Copy each line that contains the word "document".

*** Data section ***

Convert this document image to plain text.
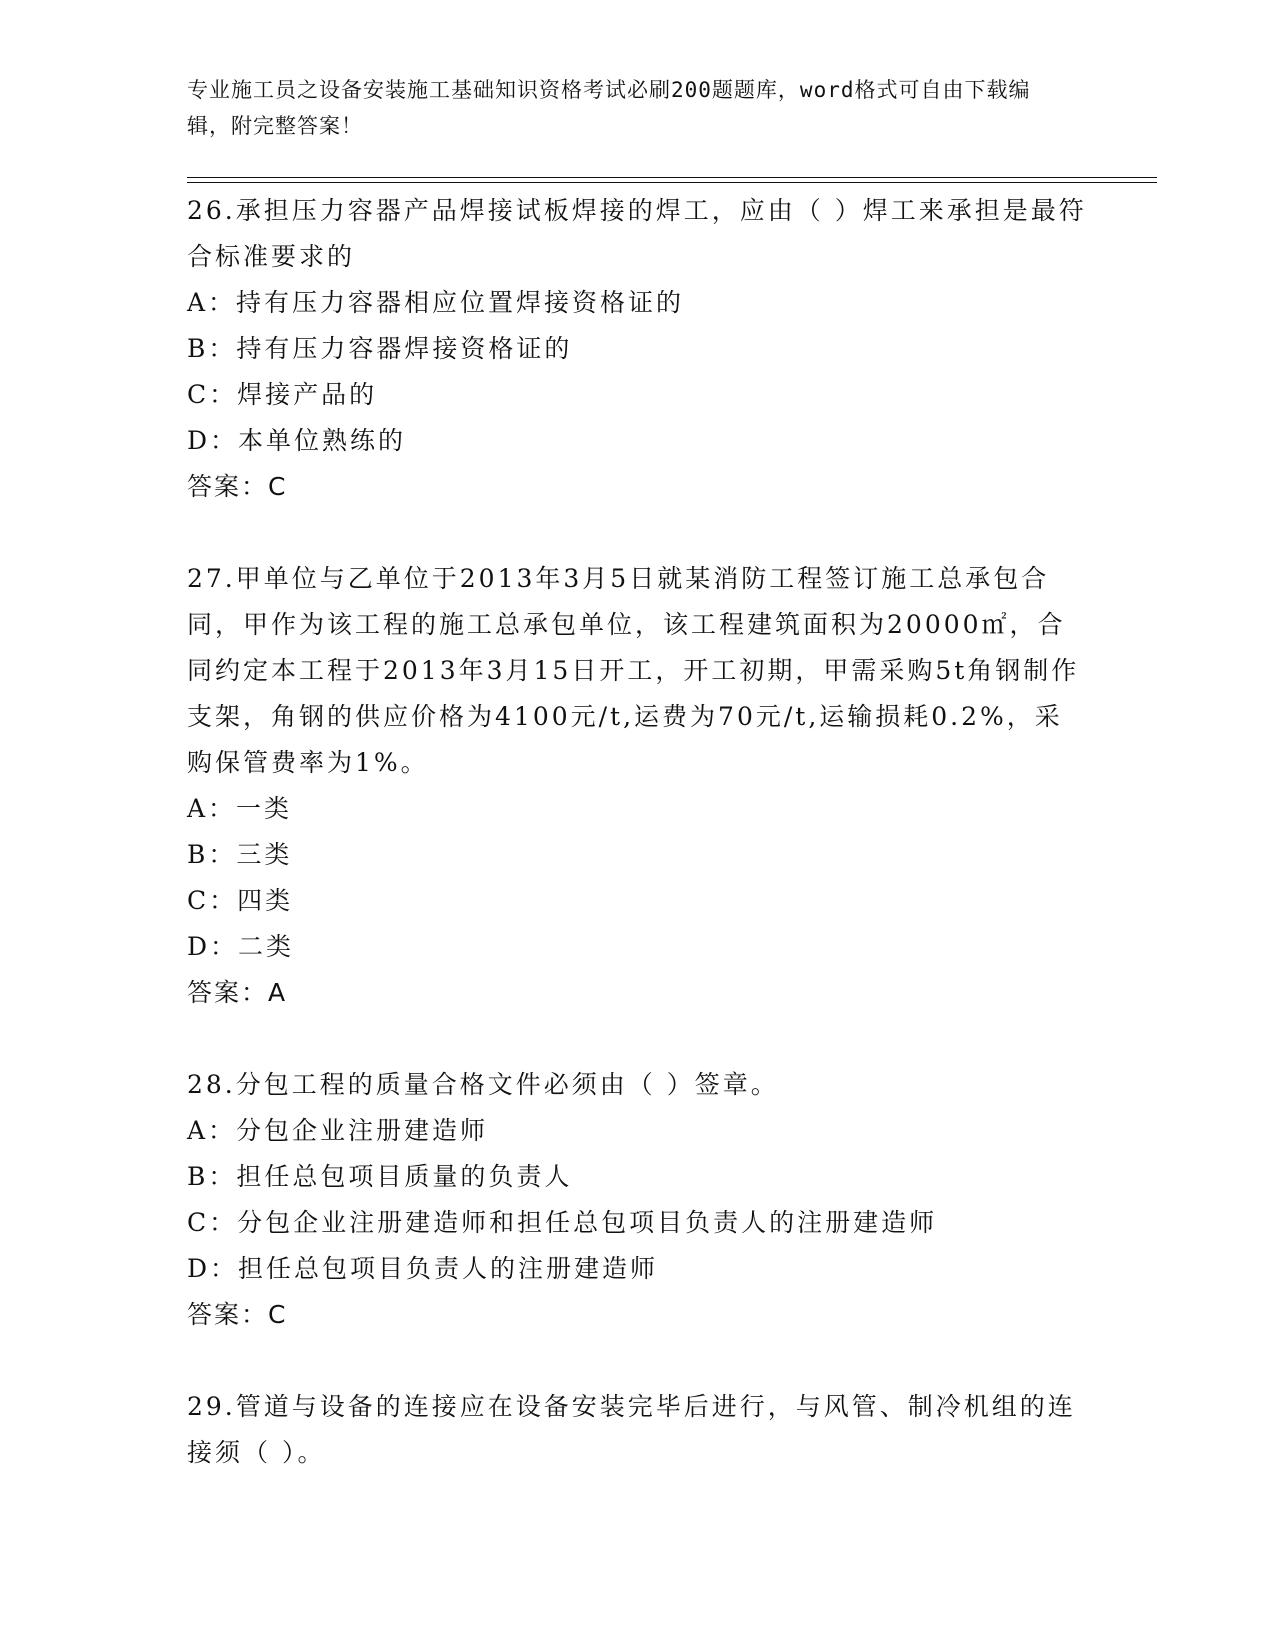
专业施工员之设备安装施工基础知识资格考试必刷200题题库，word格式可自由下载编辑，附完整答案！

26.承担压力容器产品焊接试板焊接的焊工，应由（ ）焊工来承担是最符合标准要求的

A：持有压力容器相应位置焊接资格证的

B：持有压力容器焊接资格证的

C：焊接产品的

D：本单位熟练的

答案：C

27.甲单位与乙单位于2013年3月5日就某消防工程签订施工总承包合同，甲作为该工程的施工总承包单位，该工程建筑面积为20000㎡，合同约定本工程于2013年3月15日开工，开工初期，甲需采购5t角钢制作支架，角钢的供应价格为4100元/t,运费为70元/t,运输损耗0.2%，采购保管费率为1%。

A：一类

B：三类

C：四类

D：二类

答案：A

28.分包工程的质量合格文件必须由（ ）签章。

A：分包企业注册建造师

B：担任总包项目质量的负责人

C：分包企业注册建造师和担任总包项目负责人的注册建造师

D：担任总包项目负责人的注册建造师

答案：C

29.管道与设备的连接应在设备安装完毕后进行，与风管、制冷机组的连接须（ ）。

***
*** Data section ***

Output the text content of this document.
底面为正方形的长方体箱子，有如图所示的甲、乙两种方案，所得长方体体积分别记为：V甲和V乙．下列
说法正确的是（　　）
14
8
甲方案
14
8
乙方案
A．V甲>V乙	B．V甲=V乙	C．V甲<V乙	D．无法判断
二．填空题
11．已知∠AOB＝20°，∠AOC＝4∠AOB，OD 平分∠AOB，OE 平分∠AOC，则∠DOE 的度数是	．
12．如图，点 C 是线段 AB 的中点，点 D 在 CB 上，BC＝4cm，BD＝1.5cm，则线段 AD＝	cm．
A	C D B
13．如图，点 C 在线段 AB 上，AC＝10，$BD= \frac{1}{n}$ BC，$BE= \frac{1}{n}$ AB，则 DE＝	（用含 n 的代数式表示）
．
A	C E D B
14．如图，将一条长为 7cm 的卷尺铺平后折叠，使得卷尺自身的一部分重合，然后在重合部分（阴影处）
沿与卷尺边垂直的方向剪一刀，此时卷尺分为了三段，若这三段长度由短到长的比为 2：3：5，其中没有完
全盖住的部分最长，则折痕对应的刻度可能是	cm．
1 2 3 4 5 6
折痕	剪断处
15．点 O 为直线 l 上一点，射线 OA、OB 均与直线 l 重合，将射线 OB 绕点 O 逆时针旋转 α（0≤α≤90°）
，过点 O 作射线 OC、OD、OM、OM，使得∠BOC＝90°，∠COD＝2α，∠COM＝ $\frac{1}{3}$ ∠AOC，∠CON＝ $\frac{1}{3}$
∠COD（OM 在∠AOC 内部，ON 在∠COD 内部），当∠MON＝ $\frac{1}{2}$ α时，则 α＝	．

***

Finished task:
Convert this document image to plain text.
Output the text content of this document.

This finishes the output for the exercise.